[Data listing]
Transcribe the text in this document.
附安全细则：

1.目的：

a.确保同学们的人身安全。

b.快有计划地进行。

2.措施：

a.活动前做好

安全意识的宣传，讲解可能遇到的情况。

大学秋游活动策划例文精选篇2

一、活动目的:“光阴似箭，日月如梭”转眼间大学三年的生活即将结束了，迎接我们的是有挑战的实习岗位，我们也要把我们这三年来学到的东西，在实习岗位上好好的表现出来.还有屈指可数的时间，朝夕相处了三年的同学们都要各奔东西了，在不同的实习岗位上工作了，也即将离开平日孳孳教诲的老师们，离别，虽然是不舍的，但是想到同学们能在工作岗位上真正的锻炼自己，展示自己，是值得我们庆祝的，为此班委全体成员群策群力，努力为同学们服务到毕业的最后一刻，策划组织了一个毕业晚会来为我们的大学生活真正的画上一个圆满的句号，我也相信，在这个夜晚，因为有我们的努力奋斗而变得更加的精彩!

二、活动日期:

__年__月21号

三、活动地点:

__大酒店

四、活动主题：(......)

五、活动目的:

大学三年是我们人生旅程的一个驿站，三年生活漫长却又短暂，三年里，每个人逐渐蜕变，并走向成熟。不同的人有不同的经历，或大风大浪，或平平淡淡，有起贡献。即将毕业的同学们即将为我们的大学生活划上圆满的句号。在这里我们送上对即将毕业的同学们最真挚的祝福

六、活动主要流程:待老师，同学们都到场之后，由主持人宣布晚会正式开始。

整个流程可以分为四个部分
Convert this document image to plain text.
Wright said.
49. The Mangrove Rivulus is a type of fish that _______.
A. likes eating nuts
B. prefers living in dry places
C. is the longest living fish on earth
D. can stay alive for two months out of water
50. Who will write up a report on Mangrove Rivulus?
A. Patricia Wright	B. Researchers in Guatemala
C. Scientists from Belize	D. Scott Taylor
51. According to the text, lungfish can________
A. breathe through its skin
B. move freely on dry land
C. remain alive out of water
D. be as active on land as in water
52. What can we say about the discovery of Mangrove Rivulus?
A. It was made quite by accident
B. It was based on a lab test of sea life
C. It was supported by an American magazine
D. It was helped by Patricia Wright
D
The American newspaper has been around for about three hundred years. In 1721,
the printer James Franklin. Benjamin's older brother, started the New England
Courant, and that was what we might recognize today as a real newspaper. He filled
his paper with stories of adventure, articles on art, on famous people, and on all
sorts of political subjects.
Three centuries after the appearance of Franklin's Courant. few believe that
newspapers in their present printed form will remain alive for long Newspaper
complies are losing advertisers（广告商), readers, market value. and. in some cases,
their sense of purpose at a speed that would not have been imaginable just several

- [REQUIRED TASK]: Output every record above exactly as it appears.

- [TASK ANSWER]:
Transcribe the text in this document.
附安全细则：

1.目的：

a.确保同学们的人身安全。

b.快有计划地进行。

2.措施：

a.活动前做好

安全意识的宣传，讲解可能遇到的情况。

大学秋游活动策划例文精选篇2

一、活动目的:“光阴似箭，日月如梭”转眼间大学三年的生活即将结束了，迎接我们的是有挑战的实习岗位，我们也要把我们这三年来学到的东西，在实习岗位上好好的表现出来.还有屈指可数的时间，朝夕相处了三年的同学们都要各奔东西了，在不同的实习岗位上工作了，也即将离开平日孳孳教诲的老师们，离别，虽然是不舍的，但是想到同学们能在工作岗位上真正的锻炼自己，展示自己，是值得我们庆祝的，为此班委全体成员群策群力，努力为同学们服务到毕业的最后一刻，策划组织了一个毕业晚会来为我们的大学生活真正的画上一个圆满的句号，我也相信，在这个夜晚，因为有我们的努力奋斗而变得更加的精彩!

二、活动日期:

__年__月21号

三、活动地点:

__大酒店

四、活动主题：(......)

五、活动目的:

大学三年是我们人生旅程的一个驿站，三年生活漫长却又短暂，三年里，每个人逐渐蜕变，并走向成熟。不同的人有不同的经历，或大风大浪，或平平淡淡，有起贡献。即将毕业的同学们即将为我们的大学生活划上圆满的句号。在这里我们送上对即将毕业的同学们最真挚的祝福

六、活动主要流程:待老师，同学们都到场之后，由主持人宣布晚会正式开始。

整个流程可以分为四个部分
Convert this document image to plain text.
Wright said.
49. The Mangrove Rivulus is a type of fish that _______.
A. likes eating nuts
B. prefers living in dry places
C. is the longest living fish on earth
D. can stay alive for two months out of water
50. Who will write up a report on Mangrove Rivulus?
A. Patricia Wright	B. Researchers in Guatemala
C. Scientists from Belize	D. Scott Taylor
51. According to the text, lungfish can________
A. breathe through its skin
B. move freely on dry land
C. remain alive out of water
D. be as active on land as in water
52. What can we say about the discovery of Mangrove Rivulus?
A. It was made quite by accident
B. It was based on a lab test of sea life
C. It was supported by an American magazine
D. It was helped by Patricia Wright
D
The American newspaper has been around for about three hundred years. In 1721,
the printer James Franklin. Benjamin's older brother, started the New England
Courant, and that was what we might recognize today as a real newspaper. He filled
his paper with stories of adventure, articles on art, on famous people, and on all
sorts of political subjects.
Three centuries after the appearance of Franklin's Courant. few believe that
newspapers in their present printed form will remain alive for long Newspaper
complies are losing advertisers（广告商), readers, market value. and. in some cases,
their sense of purpose at a speed that would not have been imaginable just several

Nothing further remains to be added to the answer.